TASK GOAL: From the records that follow, copy every line in which "Patient" appears.

GIVEN RECORDS:
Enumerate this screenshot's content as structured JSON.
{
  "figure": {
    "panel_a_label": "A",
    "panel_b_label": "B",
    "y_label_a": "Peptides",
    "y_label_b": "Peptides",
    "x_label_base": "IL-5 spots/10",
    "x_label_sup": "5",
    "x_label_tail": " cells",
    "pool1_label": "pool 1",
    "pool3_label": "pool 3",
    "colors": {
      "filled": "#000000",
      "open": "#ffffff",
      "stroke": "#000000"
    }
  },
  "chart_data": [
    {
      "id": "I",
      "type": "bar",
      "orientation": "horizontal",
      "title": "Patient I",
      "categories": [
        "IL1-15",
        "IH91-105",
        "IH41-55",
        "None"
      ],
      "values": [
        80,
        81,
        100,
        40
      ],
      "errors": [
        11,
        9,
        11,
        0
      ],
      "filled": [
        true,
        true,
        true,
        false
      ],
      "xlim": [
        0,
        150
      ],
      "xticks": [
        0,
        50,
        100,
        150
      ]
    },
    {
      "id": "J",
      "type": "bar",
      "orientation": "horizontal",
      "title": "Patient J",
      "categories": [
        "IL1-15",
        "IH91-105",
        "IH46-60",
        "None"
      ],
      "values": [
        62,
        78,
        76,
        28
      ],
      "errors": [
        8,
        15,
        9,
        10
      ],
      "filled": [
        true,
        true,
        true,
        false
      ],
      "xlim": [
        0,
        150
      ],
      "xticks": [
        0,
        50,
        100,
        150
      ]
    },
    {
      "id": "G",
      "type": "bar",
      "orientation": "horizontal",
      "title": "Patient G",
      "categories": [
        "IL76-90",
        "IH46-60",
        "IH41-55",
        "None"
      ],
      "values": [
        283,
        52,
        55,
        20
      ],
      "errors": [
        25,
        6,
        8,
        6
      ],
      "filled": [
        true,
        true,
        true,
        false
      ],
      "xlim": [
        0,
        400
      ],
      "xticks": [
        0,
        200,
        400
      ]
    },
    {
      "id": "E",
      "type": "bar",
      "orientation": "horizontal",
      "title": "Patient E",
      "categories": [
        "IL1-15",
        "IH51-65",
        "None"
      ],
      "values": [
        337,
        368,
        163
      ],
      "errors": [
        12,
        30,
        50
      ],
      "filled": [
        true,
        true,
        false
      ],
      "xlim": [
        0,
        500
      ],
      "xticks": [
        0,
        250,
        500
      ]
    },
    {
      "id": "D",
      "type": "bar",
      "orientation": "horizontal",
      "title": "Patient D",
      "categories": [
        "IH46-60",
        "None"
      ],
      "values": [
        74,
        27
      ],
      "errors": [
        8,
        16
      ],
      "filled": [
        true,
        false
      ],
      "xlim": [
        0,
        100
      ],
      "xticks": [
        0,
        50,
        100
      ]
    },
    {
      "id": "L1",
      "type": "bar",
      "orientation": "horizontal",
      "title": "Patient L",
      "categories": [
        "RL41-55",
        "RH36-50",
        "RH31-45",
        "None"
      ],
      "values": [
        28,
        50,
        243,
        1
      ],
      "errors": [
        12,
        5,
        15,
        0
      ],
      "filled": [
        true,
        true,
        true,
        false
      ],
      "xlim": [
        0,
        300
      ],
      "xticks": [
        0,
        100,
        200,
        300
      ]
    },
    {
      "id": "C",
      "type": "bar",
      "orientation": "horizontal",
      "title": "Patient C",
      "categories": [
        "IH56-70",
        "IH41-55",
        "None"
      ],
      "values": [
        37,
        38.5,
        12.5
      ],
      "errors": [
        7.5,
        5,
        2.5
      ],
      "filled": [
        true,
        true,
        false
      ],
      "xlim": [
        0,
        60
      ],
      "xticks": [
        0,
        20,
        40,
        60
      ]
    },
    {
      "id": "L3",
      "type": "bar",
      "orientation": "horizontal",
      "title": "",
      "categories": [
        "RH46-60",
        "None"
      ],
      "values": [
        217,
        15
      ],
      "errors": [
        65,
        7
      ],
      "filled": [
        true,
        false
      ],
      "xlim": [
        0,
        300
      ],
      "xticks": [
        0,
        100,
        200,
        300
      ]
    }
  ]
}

EXERCISE SOLUTION:
      "title": "Patient I",
      "title": "Patient J",
      "title": "Patient G",
      "title": "Patient E",
      "title": "Patient D",
      "title": "Patient L",
      "title": "Patient C",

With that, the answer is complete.